Goal :: Rewrite all of the material below with "field-value" switched to "field-content" wherever it occurs, leaving everything else unchanged and omitting the pictures.

───── Data records

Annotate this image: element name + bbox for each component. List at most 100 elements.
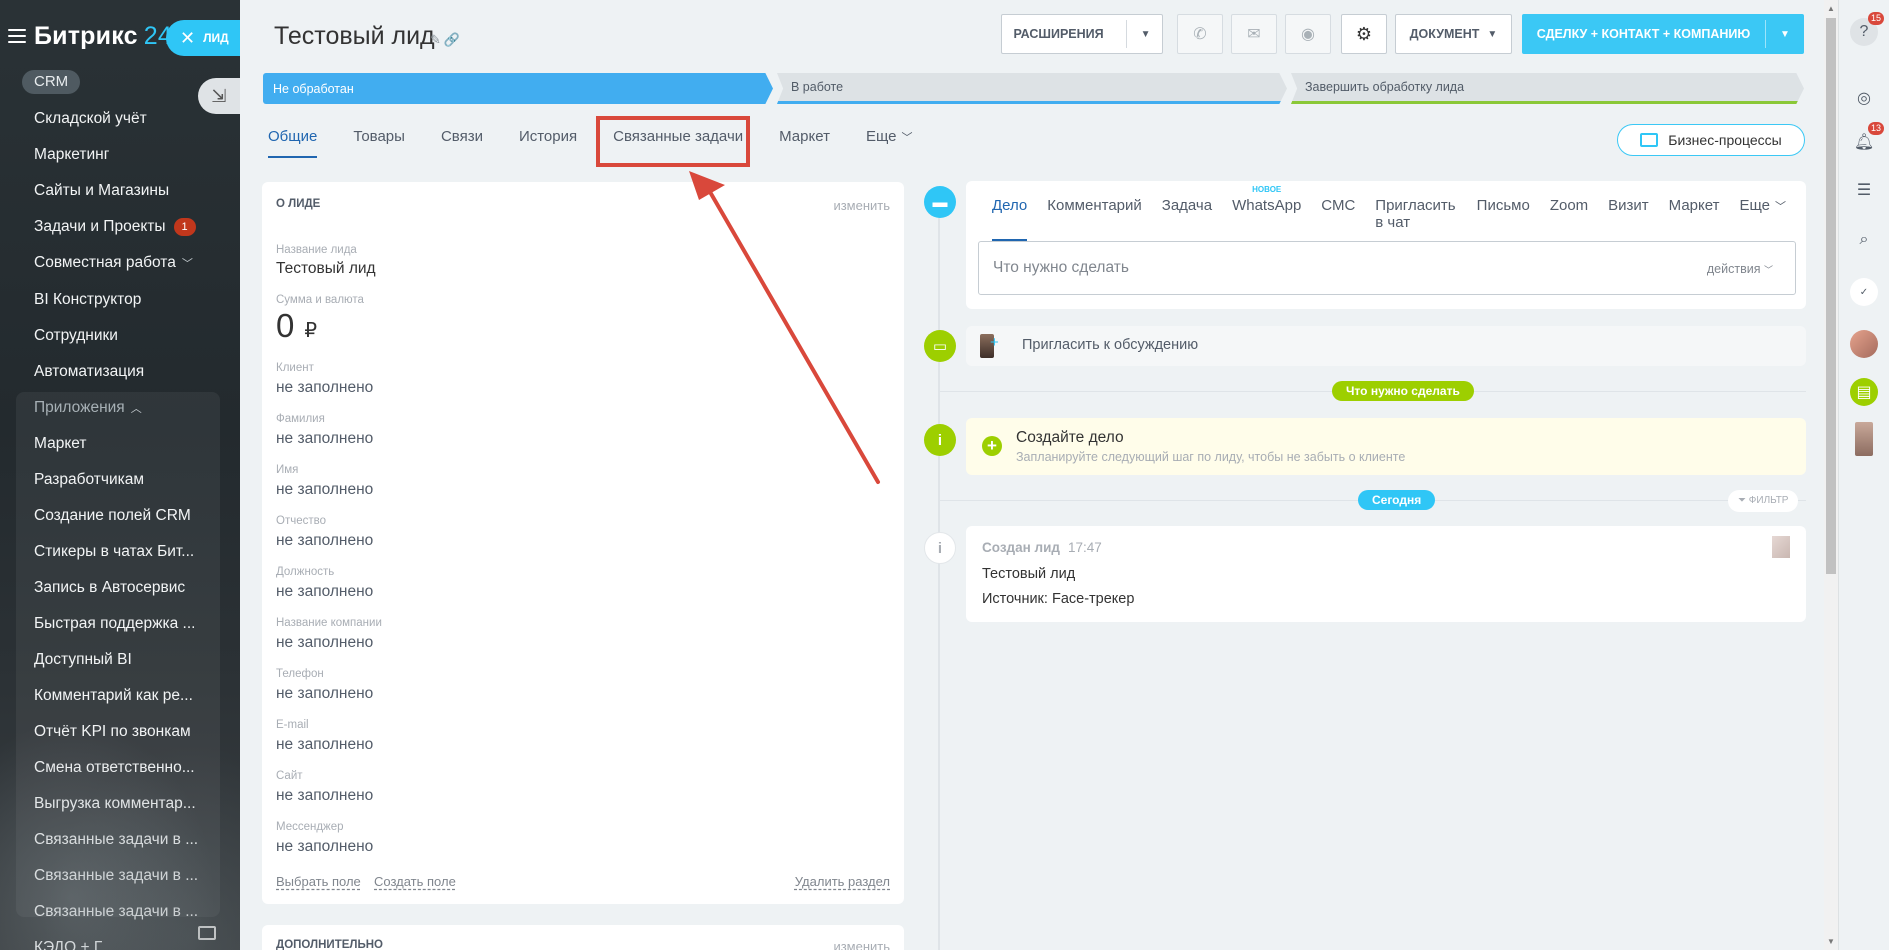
sidebar-item-apps[interactable]: Приложения ︿ xyxy=(34,399,142,417)
tab-products[interactable]: Товары xyxy=(353,128,405,158)
sidebar-item[interactable]: Маркет xyxy=(34,435,87,453)
chevron-down-icon[interactable]: ▼ xyxy=(1141,29,1151,40)
settings-button[interactable]: ⚙ xyxy=(1341,14,1387,54)
document-button[interactable]: ДОКУМЕНТ ▼ xyxy=(1395,14,1512,54)
composer-tab-sms[interactable]: СМС xyxy=(1321,197,1355,241)
field-value[interactable]: не заполнено xyxy=(276,481,373,499)
phone-button[interactable]: ✆ xyxy=(1177,14,1223,54)
field-value[interactable]: не заполнено xyxy=(276,379,373,397)
composer-tab-visit[interactable]: Визит xyxy=(1608,197,1649,241)
plus-circle-icon[interactable]: + xyxy=(982,436,1002,456)
sidebar-item[interactable]: Сайты и Магазины xyxy=(34,182,169,200)
sidebar-item[interactable]: Быстрая поддержка ... xyxy=(34,615,195,633)
invite-discussion-row[interactable]: + Пригласить к обсуждению xyxy=(966,326,1806,366)
scroll-up-icon[interactable]: ▲ xyxy=(1827,4,1835,13)
edit-link[interactable]: изменить xyxy=(833,198,890,213)
sidebar-item[interactable]: Связанные задачи в ... xyxy=(34,903,198,921)
composer-tab-invite-chat[interactable]: Пригласить в чат xyxy=(1375,197,1456,241)
composer-tab-market[interactable]: Маркет xyxy=(1669,197,1720,241)
composer-tab-whatsapp[interactable]: НОВОЕ WhatsApp xyxy=(1232,185,1301,241)
stage-new[interactable]: Не обработан xyxy=(263,73,773,104)
notes-icon[interactable]: ✓ xyxy=(1850,278,1878,306)
notebook-icon[interactable]: ▤ xyxy=(1850,378,1878,406)
tab-history[interactable]: История xyxy=(519,128,577,158)
field-value[interactable]: не заполнено xyxy=(276,736,373,754)
author-avatar[interactable] xyxy=(1772,536,1790,558)
composer-tab-task[interactable]: Задача xyxy=(1162,197,1212,241)
close-lead-slider-button[interactable]: ✕ ЛИД xyxy=(166,20,242,56)
field-value[interactable]: не заполнено xyxy=(276,685,373,703)
sidebar-item-crm[interactable]: CRM xyxy=(22,70,81,94)
chevron-down-icon[interactable]: ▼ xyxy=(1766,29,1804,40)
messages-icon[interactable]: ☰ xyxy=(1850,176,1878,204)
composer-tab-comment[interactable]: Комментарий xyxy=(1047,197,1141,241)
link-icon[interactable]: 🔗 xyxy=(444,32,463,47)
menu-burger-icon[interactable] xyxy=(8,29,26,43)
scrollbar-thumb[interactable] xyxy=(1826,18,1836,574)
contact-avatar[interactable] xyxy=(1855,422,1873,456)
bitrix-logo[interactable]: Битрикс 24 xyxy=(34,22,172,51)
bell-icon[interactable]: 🔔︎ 13 xyxy=(1850,122,1884,156)
field-value[interactable]: не заполнено xyxy=(276,787,373,805)
actions-dropdown[interactable]: действия ﹀ xyxy=(1707,262,1773,276)
select-field-link[interactable]: Выбрать поле xyxy=(276,874,361,889)
event-lead-name[interactable]: Тестовый лид xyxy=(982,566,1075,582)
sidebar-item[interactable]: Разработчикам xyxy=(34,471,144,489)
composer-tab-email[interactable]: Письмо xyxy=(1477,197,1530,241)
filter-button[interactable]: ⏷ ФИЛЬТР xyxy=(1728,490,1799,512)
sidebar-item[interactable]: Маркетинг xyxy=(34,146,109,164)
delete-section-link[interactable]: Удалить раздел xyxy=(795,874,890,889)
extensions-button[interactable]: РАСШИРЕНИЯ ▼ xyxy=(1001,14,1163,54)
composer-tab-zoom[interactable]: Zoom xyxy=(1550,197,1588,241)
sidebar-item[interactable]: Комментарий как ре... xyxy=(34,687,193,705)
scroll-down-icon[interactable]: ▼ xyxy=(1827,937,1835,946)
stage-in-progress[interactable]: В работе xyxy=(777,73,1287,104)
edit-link[interactable]: изменить xyxy=(833,939,890,950)
search-icon[interactable]: ⌕ xyxy=(1850,226,1878,254)
tab-links[interactable]: Связи xyxy=(441,128,483,158)
sidebar-item[interactable]: Сотрудники xyxy=(34,327,118,345)
composer-tab-todo[interactable]: Дело xyxy=(992,197,1028,241)
stage-finish[interactable]: Завершить обработку лида xyxy=(1291,73,1804,104)
sidebar-item[interactable]: Смена ответственно... xyxy=(34,759,195,777)
chat-button[interactable]: ◉ xyxy=(1285,14,1331,54)
email-button[interactable]: ✉ xyxy=(1231,14,1277,54)
sidebar-item[interactable]: Создание полей CRM xyxy=(34,507,191,525)
amount-value[interactable]: 0 ₽ xyxy=(276,307,317,345)
convert-lead-button[interactable]: СДЕЛКУ + КОНТАКТ + КОМПАНИЮ ▼ xyxy=(1522,14,1804,54)
help-icon[interactable]: ? 15 xyxy=(1850,12,1884,46)
sidebar-item[interactable]: Связанные задачи в ... xyxy=(34,831,198,849)
tab-market[interactable]: Маркет xyxy=(779,128,830,158)
pencil-icon[interactable]: ✎ xyxy=(430,32,444,47)
printer-icon[interactable] xyxy=(198,926,216,940)
tab-general[interactable]: Общие xyxy=(268,128,318,158)
field-value[interactable]: не заполнено xyxy=(276,583,373,601)
field-value[interactable]: не заполнено xyxy=(276,634,373,652)
sidebar-item[interactable]: Выгрузка комментар... xyxy=(34,795,196,813)
field-value[interactable]: не заполнено xyxy=(276,430,373,448)
field-value[interactable]: не заполнено xyxy=(276,838,373,856)
sidebar-item[interactable]: Запись в Автосервис xyxy=(34,579,185,597)
create-field-link[interactable]: Создать поле xyxy=(374,874,456,889)
business-processes-button[interactable]: Бизнес-процессы xyxy=(1617,124,1805,156)
tab-more[interactable]: Еще ﹀ xyxy=(866,128,913,158)
sidebar-item[interactable]: Доступный BI xyxy=(34,651,132,669)
sidebar-item[interactable]: Задачи и Проекты 1 xyxy=(34,218,196,236)
field-value[interactable]: не заполнено xyxy=(276,532,373,550)
copilot-icon[interactable]: ◎ xyxy=(1850,84,1878,112)
composer-tab-more[interactable]: Еще ﹀ xyxy=(1739,197,1786,241)
sidebar-item[interactable]: Связанные задачи в ... xyxy=(34,867,198,885)
todo-input[interactable]: Что нужно сделать действия ﹀ xyxy=(978,241,1796,295)
user-avatar[interactable] xyxy=(1850,330,1878,358)
sidebar-item[interactable]: Складской учёт xyxy=(34,110,147,128)
field-value[interactable]: Тестовый лид xyxy=(276,260,376,278)
sidebar-item[interactable]: Совместная работа ﹀ xyxy=(34,254,193,272)
sidebar-item[interactable]: BI Конструктор xyxy=(34,291,141,309)
sidebar-item[interactable]: КЭДО + Г... xyxy=(34,939,113,950)
sidebar-item[interactable]: Стикеры в чатах Бит... xyxy=(34,543,194,561)
create-todo-card[interactable]: + Создайте дело Запланируйте следующий ш… xyxy=(966,418,1806,475)
sidebar-item[interactable]: Отчёт KPI по звонкам xyxy=(34,723,191,741)
plus-icon[interactable]: + xyxy=(990,334,999,351)
sidebar-item[interactable]: Автоматизация xyxy=(34,363,144,381)
minimize-slider-button[interactable]: ⇲ xyxy=(198,78,240,114)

──────────

Correct answer ::
Annotate this image: element name + bbox for each component. List at most 100 elements.
sidebar-item-apps[interactable]: Приложения ︿ xyxy=(34,399,142,417)
tab-products[interactable]: Товары xyxy=(353,128,405,158)
sidebar-item[interactable]: Маркет xyxy=(34,435,87,453)
chevron-down-icon[interactable]: ▼ xyxy=(1141,29,1151,40)
settings-button[interactable]: ⚙ xyxy=(1341,14,1387,54)
document-button[interactable]: ДОКУМЕНТ ▼ xyxy=(1395,14,1512,54)
composer-tab-sms[interactable]: СМС xyxy=(1321,197,1355,241)
field-content[interactable]: не заполнено xyxy=(276,481,373,499)
phone-button[interactable]: ✆ xyxy=(1177,14,1223,54)
field-content[interactable]: не заполнено xyxy=(276,379,373,397)
composer-tab-visit[interactable]: Визит xyxy=(1608,197,1649,241)
plus-circle-icon[interactable]: + xyxy=(982,436,1002,456)
sidebar-item[interactable]: Сайты и Магазины xyxy=(34,182,169,200)
sidebar-item[interactable]: Быстрая поддержка ... xyxy=(34,615,195,633)
invite-discussion-row[interactable]: + Пригласить к обсуждению xyxy=(966,326,1806,366)
scroll-up-icon[interactable]: ▲ xyxy=(1827,4,1835,13)
edit-link[interactable]: изменить xyxy=(833,198,890,213)
sidebar-item[interactable]: Связанные задачи в ... xyxy=(34,903,198,921)
composer-tab-invite-chat[interactable]: Пригласить в чат xyxy=(1375,197,1456,241)
composer-tab-market[interactable]: Маркет xyxy=(1669,197,1720,241)
composer-tab-whatsapp[interactable]: НОВОЕ WhatsApp xyxy=(1232,185,1301,241)
stage-new[interactable]: Не обработан xyxy=(263,73,773,104)
notes-icon[interactable]: ✓ xyxy=(1850,278,1878,306)
notebook-icon[interactable]: ▤ xyxy=(1850,378,1878,406)
tab-history[interactable]: История xyxy=(519,128,577,158)
field-content[interactable]: не заполнено xyxy=(276,736,373,754)
author-avatar[interactable] xyxy=(1772,536,1790,558)
composer-tab-task[interactable]: Задача xyxy=(1162,197,1212,241)
close-lead-slider-button[interactable]: ✕ ЛИД xyxy=(166,20,242,56)
field-content[interactable]: не заполнено xyxy=(276,685,373,703)
sidebar-item-crm[interactable]: CRM xyxy=(22,70,81,94)
chevron-down-icon[interactable]: ▼ xyxy=(1766,29,1804,40)
messages-icon[interactable]: ☰ xyxy=(1850,176,1878,204)
composer-tab-comment[interactable]: Комментарий xyxy=(1047,197,1141,241)
link-icon[interactable]: 🔗 xyxy=(444,32,463,47)
menu-burger-icon[interactable] xyxy=(8,29,26,43)
scrollbar-thumb[interactable] xyxy=(1826,18,1836,574)
contact-avatar[interactable] xyxy=(1855,422,1873,456)
bitrix-logo[interactable]: Битрикс 24 xyxy=(34,22,172,51)
bell-icon[interactable]: 🔔︎ 13 xyxy=(1850,122,1884,156)
field-content[interactable]: не заполнено xyxy=(276,787,373,805)
actions-dropdown[interactable]: действия ﹀ xyxy=(1707,262,1773,276)
select-field-link[interactable]: Выбрать поле xyxy=(276,874,361,889)
event-lead-name[interactable]: Тестовый лид xyxy=(982,566,1075,582)
sidebar-item[interactable]: Разработчикам xyxy=(34,471,144,489)
composer-tab-email[interactable]: Письмо xyxy=(1477,197,1530,241)
filter-button[interactable]: ⏷ ФИЛЬТР xyxy=(1728,490,1799,512)
sidebar-item[interactable]: Маркетинг xyxy=(34,146,109,164)
delete-section-link[interactable]: Удалить раздел xyxy=(795,874,890,889)
extensions-button[interactable]: РАСШИРЕНИЯ ▼ xyxy=(1001,14,1163,54)
composer-tab-zoom[interactable]: Zoom xyxy=(1550,197,1588,241)
sidebar-item[interactable]: Комментарий как ре... xyxy=(34,687,193,705)
scroll-down-icon[interactable]: ▼ xyxy=(1827,937,1835,946)
stage-in-progress[interactable]: В работе xyxy=(777,73,1287,104)
edit-link[interactable]: изменить xyxy=(833,939,890,950)
search-icon[interactable]: ⌕ xyxy=(1850,226,1878,254)
tab-links[interactable]: Связи xyxy=(441,128,483,158)
sidebar-item[interactable]: Сотрудники xyxy=(34,327,118,345)
composer-tab-todo[interactable]: Дело xyxy=(992,197,1028,241)
stage-finish[interactable]: Завершить обработку лида xyxy=(1291,73,1804,104)
sidebar-item[interactable]: Смена ответственно... xyxy=(34,759,195,777)
chat-button[interactable]: ◉ xyxy=(1285,14,1331,54)
email-button[interactable]: ✉ xyxy=(1231,14,1277,54)
sidebar-item[interactable]: Создание полей CRM xyxy=(34,507,191,525)
amount-value[interactable]: 0 ₽ xyxy=(276,307,317,345)
convert-lead-button[interactable]: СДЕЛКУ + КОНТАКТ + КОМПАНИЮ ▼ xyxy=(1522,14,1804,54)
help-icon[interactable]: ? 15 xyxy=(1850,12,1884,46)
sidebar-item[interactable]: Связанные задачи в ... xyxy=(34,831,198,849)
tab-market[interactable]: Маркет xyxy=(779,128,830,158)
pencil-icon[interactable]: ✎ xyxy=(430,32,444,47)
printer-icon[interactable] xyxy=(198,926,216,940)
tab-general[interactable]: Общие xyxy=(268,128,318,158)
field-content[interactable]: не заполнено xyxy=(276,583,373,601)
field-content[interactable]: не заполнено xyxy=(276,634,373,652)
sidebar-item[interactable]: Выгрузка комментар... xyxy=(34,795,196,813)
field-content[interactable]: не заполнено xyxy=(276,430,373,448)
field-content[interactable]: не заполнено xyxy=(276,838,373,856)
sidebar-item[interactable]: Запись в Автосервис xyxy=(34,579,185,597)
create-field-link[interactable]: Создать поле xyxy=(374,874,456,889)
business-processes-button[interactable]: Бизнес-процессы xyxy=(1617,124,1805,156)
tab-more[interactable]: Еще ﹀ xyxy=(866,128,913,158)
sidebar-item[interactable]: Доступный BI xyxy=(34,651,132,669)
sidebar-item[interactable]: Задачи и Проекты 1 xyxy=(34,218,196,236)
field-content[interactable]: не заполнено xyxy=(276,532,373,550)
copilot-icon[interactable]: ◎ xyxy=(1850,84,1878,112)
composer-tab-more[interactable]: Еще ﹀ xyxy=(1739,197,1786,241)
sidebar-item[interactable]: Связанные задачи в ... xyxy=(34,867,198,885)
todo-input[interactable]: Что нужно сделать действия ﹀ xyxy=(978,241,1796,295)
user-avatar[interactable] xyxy=(1850,330,1878,358)
sidebar-item[interactable]: Складской учёт xyxy=(34,110,147,128)
field-content[interactable]: Тестовый лид xyxy=(276,260,376,278)
sidebar-item[interactable]: Совместная работа ﹀ xyxy=(34,254,193,272)
sidebar-item[interactable]: BI Конструктор xyxy=(34,291,141,309)
sidebar-item[interactable]: КЭДО + Г... xyxy=(34,939,113,950)
sidebar-item[interactable]: Стикеры в чатах Бит... xyxy=(34,543,194,561)
create-todo-card[interactable]: + Создайте дело Запланируйте следующий ш… xyxy=(966,418,1806,475)
sidebar-item[interactable]: Отчёт KPI по звонкам xyxy=(34,723,191,741)
plus-icon[interactable]: + xyxy=(990,334,999,351)
sidebar-item[interactable]: Автоматизация xyxy=(34,363,144,381)
minimize-slider-button[interactable]: ⇲ xyxy=(198,78,240,114)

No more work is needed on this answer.